Transcribe the records below exactly.

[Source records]
┄┄┄┄┄┄

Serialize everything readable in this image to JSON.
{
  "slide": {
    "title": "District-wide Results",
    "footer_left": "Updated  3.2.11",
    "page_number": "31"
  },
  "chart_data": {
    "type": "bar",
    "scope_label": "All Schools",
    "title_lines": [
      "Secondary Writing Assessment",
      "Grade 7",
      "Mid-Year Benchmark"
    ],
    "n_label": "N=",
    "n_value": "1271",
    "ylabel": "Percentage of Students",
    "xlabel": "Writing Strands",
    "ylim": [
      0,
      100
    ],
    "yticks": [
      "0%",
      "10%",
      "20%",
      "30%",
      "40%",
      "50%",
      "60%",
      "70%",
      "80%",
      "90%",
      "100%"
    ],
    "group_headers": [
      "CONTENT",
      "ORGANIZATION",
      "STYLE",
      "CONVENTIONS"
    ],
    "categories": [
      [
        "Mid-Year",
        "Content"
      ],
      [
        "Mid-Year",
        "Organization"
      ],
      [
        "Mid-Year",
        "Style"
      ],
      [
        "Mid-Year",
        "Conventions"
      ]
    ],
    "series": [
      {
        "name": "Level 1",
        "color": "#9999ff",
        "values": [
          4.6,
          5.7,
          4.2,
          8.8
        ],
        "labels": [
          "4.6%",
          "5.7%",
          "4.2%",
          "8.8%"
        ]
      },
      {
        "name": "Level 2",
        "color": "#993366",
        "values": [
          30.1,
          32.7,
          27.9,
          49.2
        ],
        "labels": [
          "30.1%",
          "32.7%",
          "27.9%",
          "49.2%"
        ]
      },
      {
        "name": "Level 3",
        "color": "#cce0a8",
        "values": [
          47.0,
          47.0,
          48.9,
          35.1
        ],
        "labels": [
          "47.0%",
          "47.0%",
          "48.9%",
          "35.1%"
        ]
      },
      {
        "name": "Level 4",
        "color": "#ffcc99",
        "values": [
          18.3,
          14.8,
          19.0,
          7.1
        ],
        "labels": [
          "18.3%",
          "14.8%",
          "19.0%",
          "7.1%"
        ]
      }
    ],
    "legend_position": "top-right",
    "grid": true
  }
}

┄┄┄┄┄┄

> [Correct output]:
Serialize everything readable in this image to JSON.
{
  "slide": {
    "title": "District-wide Results",
    "footer_left": "Updated  3.2.11",
    "page_number": "31"
  },
  "chart_data": {
    "type": "bar",
    "scope_label": "All Schools",
    "title_lines": [
      "Secondary Writing Assessment",
      "Grade 7",
      "Mid-Year Benchmark"
    ],
    "n_label": "N=",
    "n_value": "1271",
    "ylabel": "Percentage of Students",
    "xlabel": "Writing Strands",
    "ylim": [
      0,
      100
    ],
    "yticks": [
      "0%",
      "10%",
      "20%",
      "30%",
      "40%",
      "50%",
      "60%",
      "70%",
      "80%",
      "90%",
      "100%"
    ],
    "group_headers": [
      "CONTENT",
      "ORGANIZATION",
      "STYLE",
      "CONVENTIONS"
    ],
    "categories": [
      [
        "Mid-Year",
        "Content"
      ],
      [
        "Mid-Year",
        "Organization"
      ],
      [
        "Mid-Year",
        "Style"
      ],
      [
        "Mid-Year",
        "Conventions"
      ]
    ],
    "series": [
      {
        "name": "Level 1",
        "color": "#9999ff",
        "values": [
          4.6,
          5.7,
          4.2,
          8.8
        ],
        "labels": [
          "4.6%",
          "5.7%",
          "4.2%",
          "8.8%"
        ]
      },
      {
        "name": "Level 2",
        "color": "#993366",
        "values": [
          30.1,
          32.7,
          27.9,
          49.2
        ],
        "labels": [
          "30.1%",
          "32.7%",
          "27.9%",
          "49.2%"
        ]
      },
      {
        "name": "Level 3",
        "color": "#cce0a8",
        "values": [
          47.0,
          47.0,
          48.9,
          35.1
        ],
        "labels": [
          "47.0%",
          "47.0%",
          "48.9%",
          "35.1%"
        ]
      },
      {
        "name": "Level 4",
        "color": "#ffcc99",
        "values": [
          18.3,
          14.8,
          19.0,
          7.1
        ],
        "labels": [
          "18.3%",
          "14.8%",
          "19.0%",
          "7.1%"
        ]
      }
    ],
    "legend_position": "top-right",
    "grid": true
  }
}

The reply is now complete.